Written exercise: Check each line of the entries below for the string "morning" and state how many lines have it, with no other text.

Start of Provided records

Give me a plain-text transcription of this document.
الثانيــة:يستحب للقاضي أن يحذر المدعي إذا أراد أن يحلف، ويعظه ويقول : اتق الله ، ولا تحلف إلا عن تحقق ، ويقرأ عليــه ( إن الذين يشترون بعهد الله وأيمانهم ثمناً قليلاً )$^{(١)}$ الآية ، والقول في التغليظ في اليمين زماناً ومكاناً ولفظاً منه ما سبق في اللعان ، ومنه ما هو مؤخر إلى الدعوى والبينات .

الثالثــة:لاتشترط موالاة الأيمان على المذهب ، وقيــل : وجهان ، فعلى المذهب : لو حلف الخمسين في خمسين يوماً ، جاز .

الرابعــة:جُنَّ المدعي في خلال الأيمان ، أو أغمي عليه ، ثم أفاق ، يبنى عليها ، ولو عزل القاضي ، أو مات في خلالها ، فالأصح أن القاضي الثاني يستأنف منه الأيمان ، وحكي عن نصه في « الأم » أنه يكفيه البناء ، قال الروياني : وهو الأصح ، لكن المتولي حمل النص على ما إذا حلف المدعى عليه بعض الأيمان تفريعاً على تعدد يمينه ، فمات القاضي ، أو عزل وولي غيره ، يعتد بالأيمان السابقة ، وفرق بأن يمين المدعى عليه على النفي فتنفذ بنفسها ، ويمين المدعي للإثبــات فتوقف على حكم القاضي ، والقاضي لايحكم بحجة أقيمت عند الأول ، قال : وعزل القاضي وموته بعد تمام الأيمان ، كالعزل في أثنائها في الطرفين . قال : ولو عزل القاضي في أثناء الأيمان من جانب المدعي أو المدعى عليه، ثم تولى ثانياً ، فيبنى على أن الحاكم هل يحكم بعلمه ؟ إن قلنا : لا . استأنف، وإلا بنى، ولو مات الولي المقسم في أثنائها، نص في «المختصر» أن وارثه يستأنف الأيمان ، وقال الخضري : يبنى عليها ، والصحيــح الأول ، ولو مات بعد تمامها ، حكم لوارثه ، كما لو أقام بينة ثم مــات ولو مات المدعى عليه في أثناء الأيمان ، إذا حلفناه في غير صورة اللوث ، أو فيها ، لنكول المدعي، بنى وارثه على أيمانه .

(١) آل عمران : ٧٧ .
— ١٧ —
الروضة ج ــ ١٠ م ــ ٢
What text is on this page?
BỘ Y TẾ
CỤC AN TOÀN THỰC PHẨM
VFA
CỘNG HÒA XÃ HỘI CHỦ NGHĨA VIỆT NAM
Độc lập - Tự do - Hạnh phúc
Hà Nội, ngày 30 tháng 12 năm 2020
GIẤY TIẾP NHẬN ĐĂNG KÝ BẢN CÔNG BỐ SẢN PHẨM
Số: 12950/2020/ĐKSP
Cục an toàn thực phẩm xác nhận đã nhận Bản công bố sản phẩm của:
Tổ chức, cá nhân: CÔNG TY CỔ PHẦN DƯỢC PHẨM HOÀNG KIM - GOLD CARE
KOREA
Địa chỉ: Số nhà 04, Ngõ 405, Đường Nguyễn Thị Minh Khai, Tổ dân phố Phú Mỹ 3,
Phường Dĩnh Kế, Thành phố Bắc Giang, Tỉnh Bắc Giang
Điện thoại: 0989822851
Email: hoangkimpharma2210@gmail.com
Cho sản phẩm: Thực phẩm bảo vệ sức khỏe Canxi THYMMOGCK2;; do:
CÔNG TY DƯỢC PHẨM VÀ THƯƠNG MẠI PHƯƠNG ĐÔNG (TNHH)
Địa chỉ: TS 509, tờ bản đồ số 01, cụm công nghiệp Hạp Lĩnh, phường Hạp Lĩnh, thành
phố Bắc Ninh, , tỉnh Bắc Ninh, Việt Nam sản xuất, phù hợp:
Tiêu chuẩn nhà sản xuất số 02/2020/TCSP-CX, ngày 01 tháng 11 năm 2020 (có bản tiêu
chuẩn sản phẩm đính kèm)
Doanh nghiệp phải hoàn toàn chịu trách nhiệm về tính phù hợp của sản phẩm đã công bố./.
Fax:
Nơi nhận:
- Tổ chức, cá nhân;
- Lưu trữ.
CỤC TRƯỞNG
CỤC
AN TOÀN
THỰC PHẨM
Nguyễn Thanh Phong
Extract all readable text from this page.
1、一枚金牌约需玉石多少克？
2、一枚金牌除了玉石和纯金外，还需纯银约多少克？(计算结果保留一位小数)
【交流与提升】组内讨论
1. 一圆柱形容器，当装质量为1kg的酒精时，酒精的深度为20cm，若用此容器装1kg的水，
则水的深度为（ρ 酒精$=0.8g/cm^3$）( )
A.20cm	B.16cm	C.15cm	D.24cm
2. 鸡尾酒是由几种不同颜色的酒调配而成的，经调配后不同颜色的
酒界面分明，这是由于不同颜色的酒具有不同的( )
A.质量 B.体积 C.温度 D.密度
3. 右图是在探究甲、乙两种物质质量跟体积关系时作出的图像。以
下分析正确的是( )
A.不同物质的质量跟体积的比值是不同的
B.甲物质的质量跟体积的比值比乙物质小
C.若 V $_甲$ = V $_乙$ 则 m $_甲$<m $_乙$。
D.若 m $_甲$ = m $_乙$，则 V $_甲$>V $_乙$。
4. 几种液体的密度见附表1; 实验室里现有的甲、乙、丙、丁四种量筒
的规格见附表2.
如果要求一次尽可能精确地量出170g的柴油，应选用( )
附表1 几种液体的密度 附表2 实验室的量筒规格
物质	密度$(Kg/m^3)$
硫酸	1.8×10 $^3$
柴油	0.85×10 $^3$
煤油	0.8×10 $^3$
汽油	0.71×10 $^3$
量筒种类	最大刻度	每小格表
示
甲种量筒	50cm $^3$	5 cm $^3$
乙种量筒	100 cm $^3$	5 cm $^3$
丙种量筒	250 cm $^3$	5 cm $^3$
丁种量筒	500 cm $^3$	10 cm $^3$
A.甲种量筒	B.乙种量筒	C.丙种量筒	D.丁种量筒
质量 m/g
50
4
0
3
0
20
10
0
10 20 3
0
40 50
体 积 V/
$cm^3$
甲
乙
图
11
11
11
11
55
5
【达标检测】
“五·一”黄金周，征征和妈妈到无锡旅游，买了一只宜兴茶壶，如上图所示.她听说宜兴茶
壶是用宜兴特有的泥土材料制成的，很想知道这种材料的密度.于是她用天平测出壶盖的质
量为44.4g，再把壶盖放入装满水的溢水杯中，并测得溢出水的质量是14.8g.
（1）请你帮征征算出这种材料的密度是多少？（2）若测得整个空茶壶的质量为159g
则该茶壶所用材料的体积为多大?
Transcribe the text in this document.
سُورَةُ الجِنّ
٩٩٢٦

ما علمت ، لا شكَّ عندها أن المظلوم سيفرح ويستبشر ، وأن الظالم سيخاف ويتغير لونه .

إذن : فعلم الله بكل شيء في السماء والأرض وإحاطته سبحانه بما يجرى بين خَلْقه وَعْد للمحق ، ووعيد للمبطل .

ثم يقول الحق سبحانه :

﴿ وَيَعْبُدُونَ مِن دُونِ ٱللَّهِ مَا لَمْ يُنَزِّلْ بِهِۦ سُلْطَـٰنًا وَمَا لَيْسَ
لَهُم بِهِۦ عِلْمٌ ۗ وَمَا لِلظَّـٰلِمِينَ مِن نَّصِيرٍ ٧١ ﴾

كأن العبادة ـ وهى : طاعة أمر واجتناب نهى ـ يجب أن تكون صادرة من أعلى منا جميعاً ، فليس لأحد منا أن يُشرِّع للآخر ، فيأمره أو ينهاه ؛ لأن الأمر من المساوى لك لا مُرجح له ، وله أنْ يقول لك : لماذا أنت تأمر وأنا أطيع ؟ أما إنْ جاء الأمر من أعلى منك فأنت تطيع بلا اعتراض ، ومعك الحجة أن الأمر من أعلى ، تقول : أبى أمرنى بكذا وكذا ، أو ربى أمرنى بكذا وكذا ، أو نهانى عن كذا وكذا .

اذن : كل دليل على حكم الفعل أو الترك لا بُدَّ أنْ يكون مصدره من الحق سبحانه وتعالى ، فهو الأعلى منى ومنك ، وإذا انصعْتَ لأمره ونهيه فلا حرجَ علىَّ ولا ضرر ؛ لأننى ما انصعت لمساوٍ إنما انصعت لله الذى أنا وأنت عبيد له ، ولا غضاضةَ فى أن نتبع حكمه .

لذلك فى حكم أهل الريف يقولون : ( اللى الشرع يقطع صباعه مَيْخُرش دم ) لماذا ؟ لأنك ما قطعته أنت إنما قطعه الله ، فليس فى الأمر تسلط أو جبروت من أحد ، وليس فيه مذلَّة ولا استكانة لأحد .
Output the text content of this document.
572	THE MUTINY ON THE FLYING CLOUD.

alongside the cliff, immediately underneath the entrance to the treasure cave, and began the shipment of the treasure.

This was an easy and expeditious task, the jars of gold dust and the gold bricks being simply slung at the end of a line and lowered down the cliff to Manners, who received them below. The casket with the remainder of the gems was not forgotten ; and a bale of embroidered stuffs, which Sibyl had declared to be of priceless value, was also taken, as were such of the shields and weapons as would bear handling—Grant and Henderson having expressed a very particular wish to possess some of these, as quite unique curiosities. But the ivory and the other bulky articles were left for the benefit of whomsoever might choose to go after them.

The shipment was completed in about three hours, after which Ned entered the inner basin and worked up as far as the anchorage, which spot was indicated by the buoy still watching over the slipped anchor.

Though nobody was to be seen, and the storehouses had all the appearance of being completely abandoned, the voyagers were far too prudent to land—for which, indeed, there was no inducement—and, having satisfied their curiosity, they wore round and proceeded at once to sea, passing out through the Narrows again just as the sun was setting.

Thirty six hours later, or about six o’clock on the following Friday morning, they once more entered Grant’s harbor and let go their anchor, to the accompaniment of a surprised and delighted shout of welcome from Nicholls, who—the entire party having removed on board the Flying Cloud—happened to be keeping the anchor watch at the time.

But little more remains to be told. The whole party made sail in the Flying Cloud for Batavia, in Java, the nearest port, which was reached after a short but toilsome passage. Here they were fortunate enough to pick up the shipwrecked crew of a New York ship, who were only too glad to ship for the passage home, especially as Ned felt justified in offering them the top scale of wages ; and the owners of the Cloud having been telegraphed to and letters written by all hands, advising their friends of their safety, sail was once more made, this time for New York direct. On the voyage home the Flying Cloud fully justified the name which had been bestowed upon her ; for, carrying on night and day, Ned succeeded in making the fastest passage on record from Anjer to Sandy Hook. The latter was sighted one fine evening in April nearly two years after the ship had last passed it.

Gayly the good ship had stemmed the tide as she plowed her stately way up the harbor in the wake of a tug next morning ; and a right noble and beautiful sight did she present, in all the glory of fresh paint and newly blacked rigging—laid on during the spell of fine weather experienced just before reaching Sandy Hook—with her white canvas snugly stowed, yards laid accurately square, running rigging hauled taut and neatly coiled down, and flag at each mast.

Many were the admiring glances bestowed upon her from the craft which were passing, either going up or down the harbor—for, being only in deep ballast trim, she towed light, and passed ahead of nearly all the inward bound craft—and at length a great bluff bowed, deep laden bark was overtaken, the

End of Provided records

Written answer: 2